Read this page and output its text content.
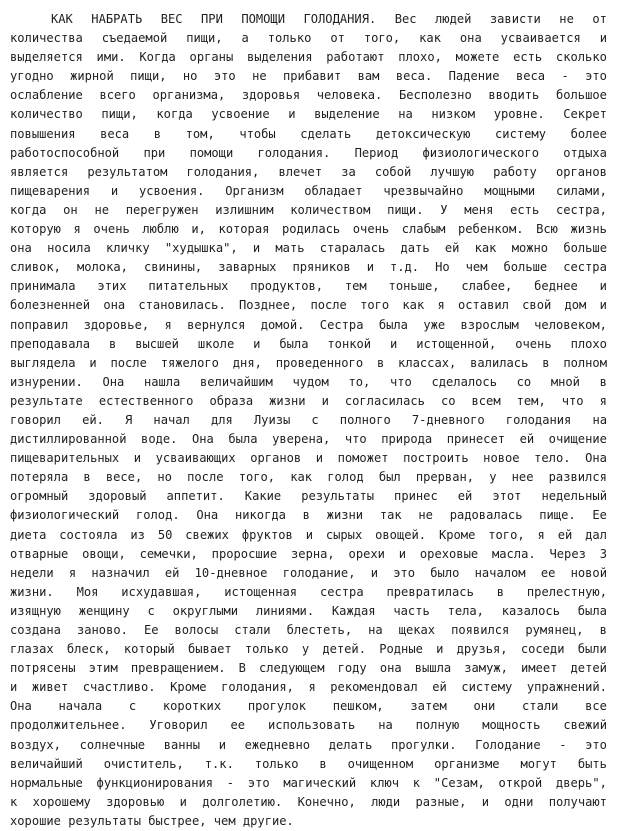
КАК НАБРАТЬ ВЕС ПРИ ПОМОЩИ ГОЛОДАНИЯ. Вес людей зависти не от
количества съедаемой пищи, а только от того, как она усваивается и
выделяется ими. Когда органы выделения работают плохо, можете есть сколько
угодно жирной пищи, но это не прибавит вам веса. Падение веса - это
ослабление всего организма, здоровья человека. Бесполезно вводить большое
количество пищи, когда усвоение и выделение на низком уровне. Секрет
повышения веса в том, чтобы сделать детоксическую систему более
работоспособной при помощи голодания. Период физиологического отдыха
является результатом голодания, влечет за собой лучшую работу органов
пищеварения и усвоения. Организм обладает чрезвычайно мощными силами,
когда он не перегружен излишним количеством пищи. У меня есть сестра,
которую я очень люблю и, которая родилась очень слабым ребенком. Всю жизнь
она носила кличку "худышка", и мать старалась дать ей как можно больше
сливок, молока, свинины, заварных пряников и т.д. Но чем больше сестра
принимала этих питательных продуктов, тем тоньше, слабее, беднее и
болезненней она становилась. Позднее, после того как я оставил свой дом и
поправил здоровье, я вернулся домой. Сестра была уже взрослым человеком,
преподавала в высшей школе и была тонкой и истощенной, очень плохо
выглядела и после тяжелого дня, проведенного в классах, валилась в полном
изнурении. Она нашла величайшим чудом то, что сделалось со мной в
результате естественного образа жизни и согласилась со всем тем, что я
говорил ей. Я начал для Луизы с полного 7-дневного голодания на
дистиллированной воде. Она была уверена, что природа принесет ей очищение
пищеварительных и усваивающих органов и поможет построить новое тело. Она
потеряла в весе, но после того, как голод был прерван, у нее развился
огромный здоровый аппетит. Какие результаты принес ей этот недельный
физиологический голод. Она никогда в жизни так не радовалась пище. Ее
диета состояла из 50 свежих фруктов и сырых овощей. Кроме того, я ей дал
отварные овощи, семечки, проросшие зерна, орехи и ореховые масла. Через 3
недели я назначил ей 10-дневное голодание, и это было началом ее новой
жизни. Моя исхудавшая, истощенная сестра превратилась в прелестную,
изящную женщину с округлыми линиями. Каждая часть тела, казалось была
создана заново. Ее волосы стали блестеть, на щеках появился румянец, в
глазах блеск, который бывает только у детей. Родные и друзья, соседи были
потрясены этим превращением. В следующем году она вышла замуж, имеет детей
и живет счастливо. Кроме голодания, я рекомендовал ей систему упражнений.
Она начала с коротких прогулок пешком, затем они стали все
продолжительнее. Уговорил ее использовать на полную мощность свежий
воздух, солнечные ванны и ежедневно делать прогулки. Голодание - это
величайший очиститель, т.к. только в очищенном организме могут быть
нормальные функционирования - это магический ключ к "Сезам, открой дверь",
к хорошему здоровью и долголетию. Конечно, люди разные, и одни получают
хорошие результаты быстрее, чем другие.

########

--- INSTRUCTIONS FOR THE TASK ---
Output all of the entries verbatim, leaving out any images.

--- SOLVED EXERCISE ---
Read this page and output its text content.
КАК НАБРАТЬ ВЕС ПРИ ПОМОЩИ ГОЛОДАНИЯ. Вес людей зависти не от
количества съедаемой пищи, а только от того, как она усваивается и
выделяется ими. Когда органы выделения работают плохо, можете есть сколько
угодно жирной пищи, но это не прибавит вам веса. Падение веса - это
ослабление всего организма, здоровья человека. Бесполезно вводить большое
количество пищи, когда усвоение и выделение на низком уровне. Секрет
повышения веса в том, чтобы сделать детоксическую систему более
работоспособной при помощи голодания. Период физиологического отдыха
является результатом голодания, влечет за собой лучшую работу органов
пищеварения и усвоения. Организм обладает чрезвычайно мощными силами,
когда он не перегружен излишним количеством пищи. У меня есть сестра,
которую я очень люблю и, которая родилась очень слабым ребенком. Всю жизнь
она носила кличку "худышка", и мать старалась дать ей как можно больше
сливок, молока, свинины, заварных пряников и т.д. Но чем больше сестра
принимала этих питательных продуктов, тем тоньше, слабее, беднее и
болезненней она становилась. Позднее, после того как я оставил свой дом и
поправил здоровье, я вернулся домой. Сестра была уже взрослым человеком,
преподавала в высшей школе и была тонкой и истощенной, очень плохо
выглядела и после тяжелого дня, проведенного в классах, валилась в полном
изнурении. Она нашла величайшим чудом то, что сделалось со мной в
результате естественного образа жизни и согласилась со всем тем, что я
говорил ей. Я начал для Луизы с полного 7-дневного голодания на
дистиллированной воде. Она была уверена, что природа принесет ей очищение
пищеварительных и усваивающих органов и поможет построить новое тело. Она
потеряла в весе, но после того, как голод был прерван, у нее развился
огромный здоровый аппетит. Какие результаты принес ей этот недельный
физиологический голод. Она никогда в жизни так не радовалась пище. Ее
диета состояла из 50 свежих фруктов и сырых овощей. Кроме того, я ей дал
отварные овощи, семечки, проросшие зерна, орехи и ореховые масла. Через 3
недели я назначил ей 10-дневное голодание, и это было началом ее новой
жизни. Моя исхудавшая, истощенная сестра превратилась в прелестную,
изящную женщину с округлыми линиями. Каждая часть тела, казалось была
создана заново. Ее волосы стали блестеть, на щеках появился румянец, в
глазах блеск, который бывает только у детей. Родные и друзья, соседи были
потрясены этим превращением. В следующем году она вышла замуж, имеет детей
и живет счастливо. Кроме голодания, я рекомендовал ей систему упражнений.
Она начала с коротких прогулок пешком, затем они стали все
продолжительнее. Уговорил ее использовать на полную мощность свежий
воздух, солнечные ванны и ежедневно делать прогулки. Голодание - это
величайший очиститель, т.к. только в очищенном организме могут быть
нормальные функционирования - это магический ключ к "Сезам, открой дверь",
к хорошему здоровью и долголетию. Конечно, люди разные, и одни получают
хорошие результаты быстрее, чем другие.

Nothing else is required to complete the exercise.